__Dataset records__:
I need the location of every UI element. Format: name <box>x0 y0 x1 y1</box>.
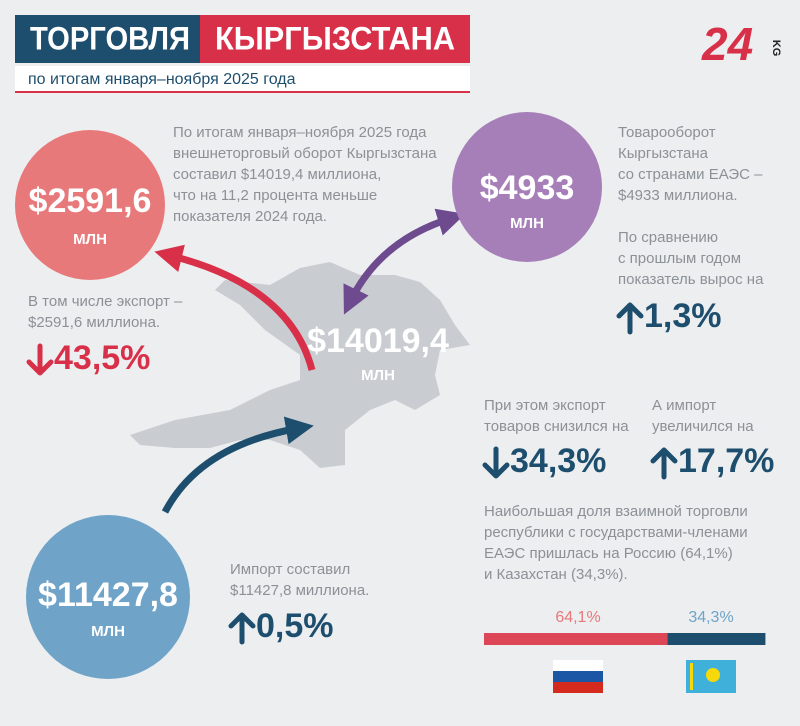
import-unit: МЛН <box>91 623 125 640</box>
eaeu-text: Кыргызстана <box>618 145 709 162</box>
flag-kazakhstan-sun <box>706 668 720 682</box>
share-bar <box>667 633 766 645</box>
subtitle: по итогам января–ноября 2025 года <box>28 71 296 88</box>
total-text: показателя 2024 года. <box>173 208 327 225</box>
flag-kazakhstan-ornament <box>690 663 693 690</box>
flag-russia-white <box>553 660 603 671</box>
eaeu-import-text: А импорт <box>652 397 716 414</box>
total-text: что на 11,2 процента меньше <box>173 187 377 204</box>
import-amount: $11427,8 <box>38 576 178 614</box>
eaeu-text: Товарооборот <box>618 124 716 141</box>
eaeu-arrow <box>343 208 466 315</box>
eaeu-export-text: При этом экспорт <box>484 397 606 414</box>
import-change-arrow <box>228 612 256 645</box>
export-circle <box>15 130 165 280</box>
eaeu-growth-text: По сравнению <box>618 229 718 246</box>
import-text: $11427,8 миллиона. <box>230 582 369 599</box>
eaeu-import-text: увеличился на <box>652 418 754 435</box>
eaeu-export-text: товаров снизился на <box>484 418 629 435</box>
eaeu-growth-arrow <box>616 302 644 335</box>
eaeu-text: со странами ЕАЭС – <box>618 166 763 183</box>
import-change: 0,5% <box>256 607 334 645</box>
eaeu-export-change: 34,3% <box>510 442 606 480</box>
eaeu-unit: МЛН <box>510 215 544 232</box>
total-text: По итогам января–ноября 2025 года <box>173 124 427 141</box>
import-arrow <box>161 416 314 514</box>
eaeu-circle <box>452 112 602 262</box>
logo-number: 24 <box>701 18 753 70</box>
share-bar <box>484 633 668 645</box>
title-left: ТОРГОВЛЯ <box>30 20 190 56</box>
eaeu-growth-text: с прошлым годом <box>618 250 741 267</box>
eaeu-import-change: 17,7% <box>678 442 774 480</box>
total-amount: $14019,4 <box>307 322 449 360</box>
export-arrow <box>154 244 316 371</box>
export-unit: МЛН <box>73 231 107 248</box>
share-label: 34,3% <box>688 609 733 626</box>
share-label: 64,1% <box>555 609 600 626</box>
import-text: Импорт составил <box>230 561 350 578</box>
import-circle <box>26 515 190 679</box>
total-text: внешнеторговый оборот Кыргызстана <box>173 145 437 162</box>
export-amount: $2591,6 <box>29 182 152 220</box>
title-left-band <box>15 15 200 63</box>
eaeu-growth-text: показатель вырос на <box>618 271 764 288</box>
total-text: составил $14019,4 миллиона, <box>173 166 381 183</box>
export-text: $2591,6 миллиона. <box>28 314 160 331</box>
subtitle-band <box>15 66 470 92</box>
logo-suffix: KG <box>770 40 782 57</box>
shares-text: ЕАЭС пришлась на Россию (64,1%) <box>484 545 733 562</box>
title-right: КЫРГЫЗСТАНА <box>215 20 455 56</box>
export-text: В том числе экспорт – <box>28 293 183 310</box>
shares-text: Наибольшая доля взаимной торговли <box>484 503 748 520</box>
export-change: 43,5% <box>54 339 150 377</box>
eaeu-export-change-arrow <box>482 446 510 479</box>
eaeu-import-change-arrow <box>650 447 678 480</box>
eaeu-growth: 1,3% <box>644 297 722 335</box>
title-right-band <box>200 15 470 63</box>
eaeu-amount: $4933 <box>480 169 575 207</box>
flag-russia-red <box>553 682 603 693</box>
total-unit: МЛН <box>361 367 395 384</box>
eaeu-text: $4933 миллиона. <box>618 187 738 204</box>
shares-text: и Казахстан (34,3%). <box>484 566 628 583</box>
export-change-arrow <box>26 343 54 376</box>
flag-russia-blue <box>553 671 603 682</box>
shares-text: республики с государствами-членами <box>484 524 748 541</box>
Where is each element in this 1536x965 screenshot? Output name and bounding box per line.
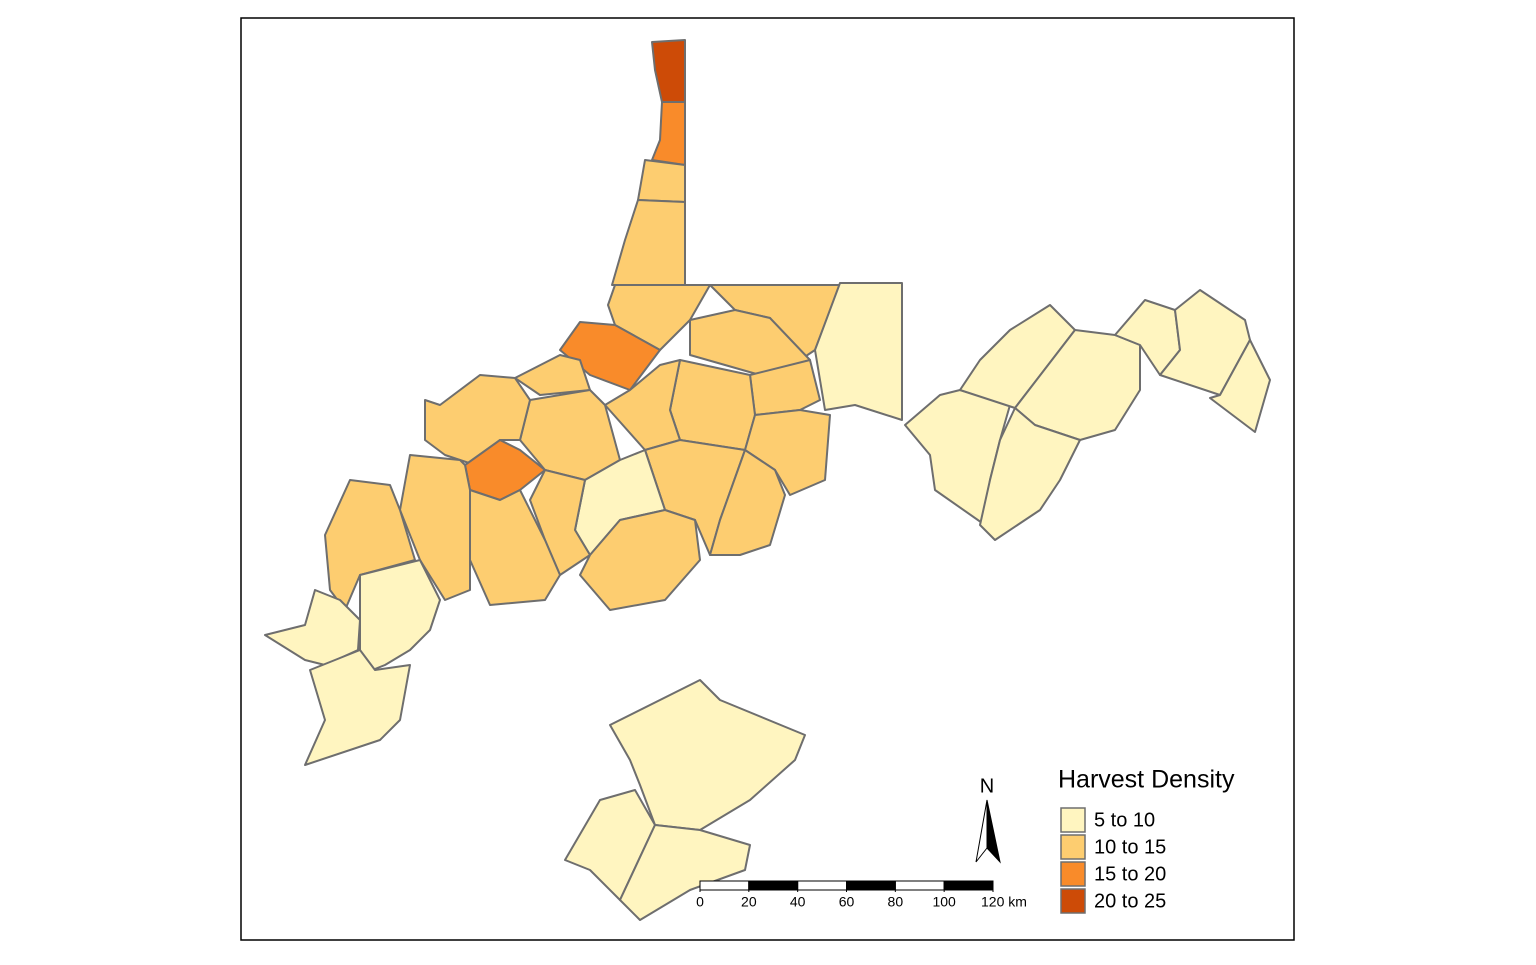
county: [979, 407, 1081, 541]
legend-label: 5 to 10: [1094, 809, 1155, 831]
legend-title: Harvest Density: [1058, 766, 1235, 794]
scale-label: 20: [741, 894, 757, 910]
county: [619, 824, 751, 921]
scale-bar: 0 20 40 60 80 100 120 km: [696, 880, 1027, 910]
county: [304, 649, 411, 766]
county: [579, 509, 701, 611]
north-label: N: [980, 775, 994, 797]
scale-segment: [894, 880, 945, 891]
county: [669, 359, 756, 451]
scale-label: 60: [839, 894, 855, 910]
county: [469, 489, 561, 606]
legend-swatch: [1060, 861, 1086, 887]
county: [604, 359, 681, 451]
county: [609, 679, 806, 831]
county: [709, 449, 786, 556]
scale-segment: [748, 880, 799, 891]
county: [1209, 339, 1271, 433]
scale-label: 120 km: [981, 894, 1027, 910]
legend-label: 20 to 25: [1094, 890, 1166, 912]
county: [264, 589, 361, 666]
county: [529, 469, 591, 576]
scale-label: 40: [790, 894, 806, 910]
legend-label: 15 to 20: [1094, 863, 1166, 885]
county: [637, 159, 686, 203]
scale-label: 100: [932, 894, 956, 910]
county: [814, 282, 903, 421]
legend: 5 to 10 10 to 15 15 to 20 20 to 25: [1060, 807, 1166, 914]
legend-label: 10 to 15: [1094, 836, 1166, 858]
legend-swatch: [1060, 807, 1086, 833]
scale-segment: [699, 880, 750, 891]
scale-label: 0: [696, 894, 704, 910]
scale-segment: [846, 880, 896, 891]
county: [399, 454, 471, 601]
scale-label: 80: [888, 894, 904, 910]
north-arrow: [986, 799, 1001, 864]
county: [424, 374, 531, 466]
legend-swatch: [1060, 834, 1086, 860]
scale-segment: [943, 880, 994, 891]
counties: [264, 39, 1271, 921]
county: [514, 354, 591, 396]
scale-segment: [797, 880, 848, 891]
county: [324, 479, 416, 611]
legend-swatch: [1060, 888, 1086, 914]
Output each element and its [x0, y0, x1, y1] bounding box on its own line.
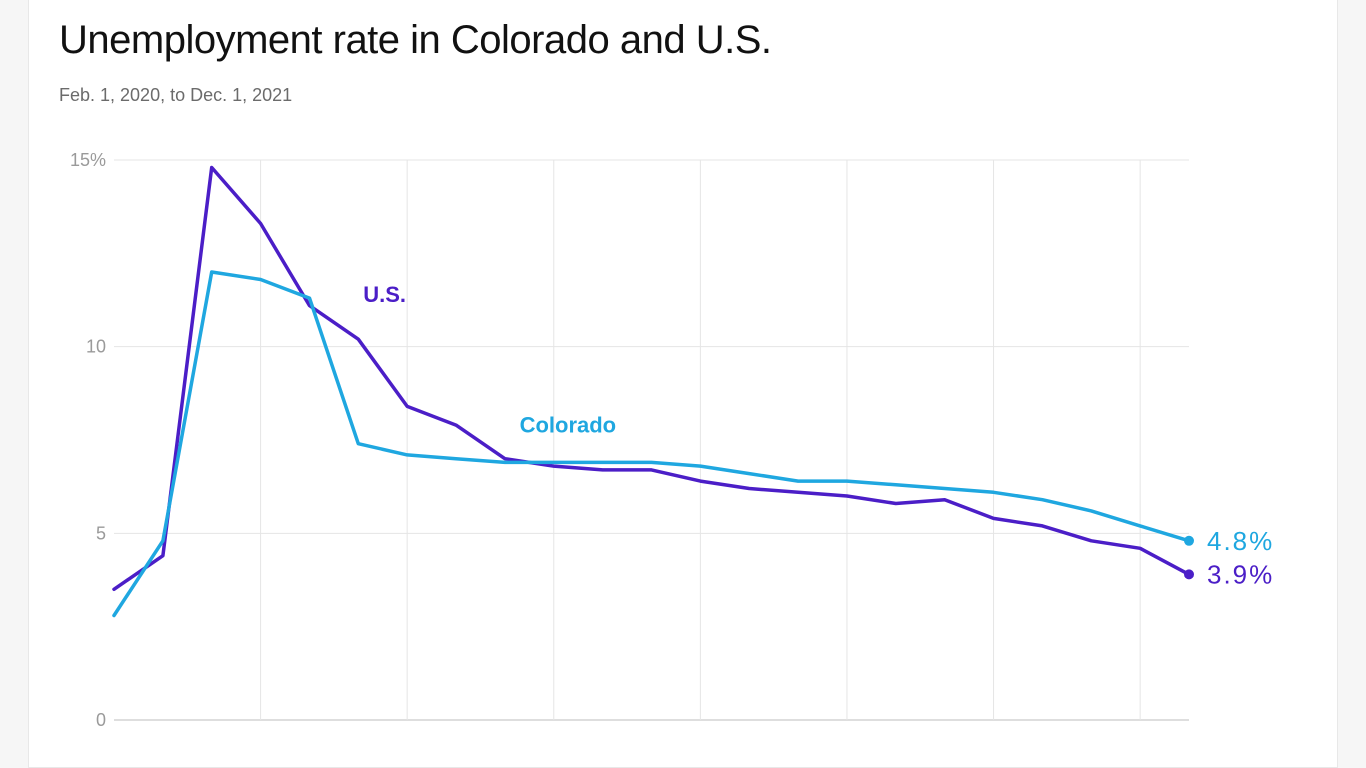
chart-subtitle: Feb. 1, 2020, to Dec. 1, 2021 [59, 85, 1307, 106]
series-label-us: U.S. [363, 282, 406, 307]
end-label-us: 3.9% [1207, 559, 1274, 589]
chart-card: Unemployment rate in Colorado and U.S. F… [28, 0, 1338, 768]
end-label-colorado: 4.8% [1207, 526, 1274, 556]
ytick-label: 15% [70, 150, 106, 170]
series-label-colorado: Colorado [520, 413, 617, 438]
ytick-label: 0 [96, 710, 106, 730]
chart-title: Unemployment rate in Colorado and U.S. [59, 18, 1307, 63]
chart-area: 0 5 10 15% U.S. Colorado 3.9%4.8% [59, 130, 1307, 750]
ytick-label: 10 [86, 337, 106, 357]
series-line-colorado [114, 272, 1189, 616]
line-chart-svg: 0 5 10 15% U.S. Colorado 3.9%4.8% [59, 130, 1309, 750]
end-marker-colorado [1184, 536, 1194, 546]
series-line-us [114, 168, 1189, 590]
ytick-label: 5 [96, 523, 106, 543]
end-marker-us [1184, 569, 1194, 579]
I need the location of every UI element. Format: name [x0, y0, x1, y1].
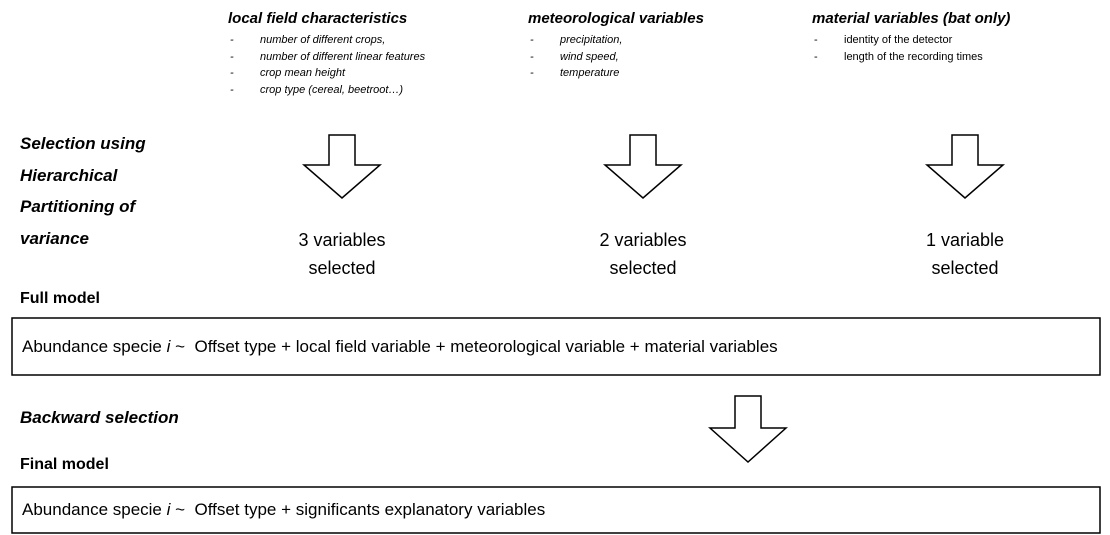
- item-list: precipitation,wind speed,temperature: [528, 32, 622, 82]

__Problem details__:
Repeat the lines from the one containing "import-unit: МЛН <box>91 623 125 640</box>" to the one containing "eaeu-import-text: увеличился на", inclusive, exactly as they appear in the items.

__Solution to this exercise__:
import-unit: МЛН <box>91 623 125 640</box>
eaeu-text: Кыргызстана <box>618 145 709 162</box>
flag-kazakhstan-sun <box>706 668 720 682</box>
share-bar <box>667 633 766 645</box>
subtitle: по итогам января–ноября 2025 года <box>28 71 296 88</box>
total-text: показателя 2024 года. <box>173 208 327 225</box>
flag-kazakhstan-ornament <box>690 663 693 690</box>
flag-russia-white <box>553 660 603 671</box>
eaeu-import-text: А импорт <box>652 397 716 414</box>
total-text: что на 11,2 процента меньше <box>173 187 377 204</box>
import-amount: $11427,8 <box>38 576 178 614</box>
eaeu-text: Товарооборот <box>618 124 716 141</box>
eaeu-arrow <box>343 208 466 315</box>
eaeu-export-text: При этом экспорт <box>484 397 606 414</box>
import-change-arrow <box>228 612 256 645</box>
export-circle <box>15 130 165 280</box>
eaeu-growth-text: По сравнению <box>618 229 718 246</box>
import-text: $11427,8 миллиона. <box>230 582 369 599</box>
eaeu-import-text: увеличился на <box>652 418 754 435</box>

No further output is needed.